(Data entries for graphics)
◆ ◆ ◆ ◆ ◆ ◆ ◆
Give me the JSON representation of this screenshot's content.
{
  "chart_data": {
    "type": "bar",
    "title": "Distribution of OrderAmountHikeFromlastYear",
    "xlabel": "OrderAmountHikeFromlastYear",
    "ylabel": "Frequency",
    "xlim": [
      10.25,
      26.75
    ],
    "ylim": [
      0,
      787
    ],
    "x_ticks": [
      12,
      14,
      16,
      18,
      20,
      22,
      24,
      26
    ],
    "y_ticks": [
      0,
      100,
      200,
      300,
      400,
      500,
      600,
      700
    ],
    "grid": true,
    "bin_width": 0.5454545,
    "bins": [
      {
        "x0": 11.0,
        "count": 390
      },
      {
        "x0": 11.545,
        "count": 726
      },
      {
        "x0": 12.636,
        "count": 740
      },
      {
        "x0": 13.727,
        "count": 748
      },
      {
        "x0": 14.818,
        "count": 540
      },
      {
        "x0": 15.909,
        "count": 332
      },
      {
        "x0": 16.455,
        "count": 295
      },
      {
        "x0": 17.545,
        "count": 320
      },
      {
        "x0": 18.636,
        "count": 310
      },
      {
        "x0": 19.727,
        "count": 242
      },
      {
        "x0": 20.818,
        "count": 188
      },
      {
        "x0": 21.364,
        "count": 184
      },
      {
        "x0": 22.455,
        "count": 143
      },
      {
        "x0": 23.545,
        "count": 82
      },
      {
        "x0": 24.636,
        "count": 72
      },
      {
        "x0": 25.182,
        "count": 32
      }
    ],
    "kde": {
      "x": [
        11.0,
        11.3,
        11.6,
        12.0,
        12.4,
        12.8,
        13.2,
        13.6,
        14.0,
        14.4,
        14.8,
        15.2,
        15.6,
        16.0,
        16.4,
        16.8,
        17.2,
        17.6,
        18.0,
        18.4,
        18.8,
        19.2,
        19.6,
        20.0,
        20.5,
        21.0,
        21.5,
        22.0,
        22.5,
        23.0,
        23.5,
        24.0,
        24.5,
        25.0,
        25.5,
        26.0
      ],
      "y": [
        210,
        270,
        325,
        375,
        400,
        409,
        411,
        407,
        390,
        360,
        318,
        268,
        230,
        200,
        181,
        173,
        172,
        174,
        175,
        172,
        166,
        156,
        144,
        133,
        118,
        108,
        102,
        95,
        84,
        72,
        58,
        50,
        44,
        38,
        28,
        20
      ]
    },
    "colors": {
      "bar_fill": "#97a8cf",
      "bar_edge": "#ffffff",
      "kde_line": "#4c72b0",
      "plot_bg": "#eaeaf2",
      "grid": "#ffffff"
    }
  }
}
◆ ◆ ◆ ◆ ◆ ◆ ◆
_Aim_. Repeat every record, keeping each word and mark exactly as it is.

_Solution_.
Give me the JSON representation of this screenshot's content.
{
  "chart_data": {
    "type": "bar",
    "title": "Distribution of OrderAmountHikeFromlastYear",
    "xlabel": "OrderAmountHikeFromlastYear",
    "ylabel": "Frequency",
    "xlim": [
      10.25,
      26.75
    ],
    "ylim": [
      0,
      787
    ],
    "x_ticks": [
      12,
      14,
      16,
      18,
      20,
      22,
      24,
      26
    ],
    "y_ticks": [
      0,
      100,
      200,
      300,
      400,
      500,
      600,
      700
    ],
    "grid": true,
    "bin_width": 0.5454545,
    "bins": [
      {
        "x0": 11.0,
        "count": 390
      },
      {
        "x0": 11.545,
        "count": 726
      },
      {
        "x0": 12.636,
        "count": 740
      },
      {
        "x0": 13.727,
        "count": 748
      },
      {
        "x0": 14.818,
        "count": 540
      },
      {
        "x0": 15.909,
        "count": 332
      },
      {
        "x0": 16.455,
        "count": 295
      },
      {
        "x0": 17.545,
        "count": 320
      },
      {
        "x0": 18.636,
        "count": 310
      },
      {
        "x0": 19.727,
        "count": 242
      },
      {
        "x0": 20.818,
        "count": 188
      },
      {
        "x0": 21.364,
        "count": 184
      },
      {
        "x0": 22.455,
        "count": 143
      },
      {
        "x0": 23.545,
        "count": 82
      },
      {
        "x0": 24.636,
        "count": 72
      },
      {
        "x0": 25.182,
        "count": 32
      }
    ],
    "kde": {
      "x": [
        11.0,
        11.3,
        11.6,
        12.0,
        12.4,
        12.8,
        13.2,
        13.6,
        14.0,
        14.4,
        14.8,
        15.2,
        15.6,
        16.0,
        16.4,
        16.8,
        17.2,
        17.6,
        18.0,
        18.4,
        18.8,
        19.2,
        19.6,
        20.0,
        20.5,
        21.0,
        21.5,
        22.0,
        22.5,
        23.0,
        23.5,
        24.0,
        24.5,
        25.0,
        25.5,
        26.0
      ],
      "y": [
        210,
        270,
        325,
        375,
        400,
        409,
        411,
        407,
        390,
        360,
        318,
        268,
        230,
        200,
        181,
        173,
        172,
        174,
        175,
        172,
        166,
        156,
        144,
        133,
        118,
        108,
        102,
        95,
        84,
        72,
        58,
        50,
        44,
        38,
        28,
        20
      ]
    },
    "colors": {
      "bar_fill": "#97a8cf",
      "bar_edge": "#ffffff",
      "kde_line": "#4c72b0",
      "plot_bg": "#eaeaf2",
      "grid": "#ffffff"
    }
  }
}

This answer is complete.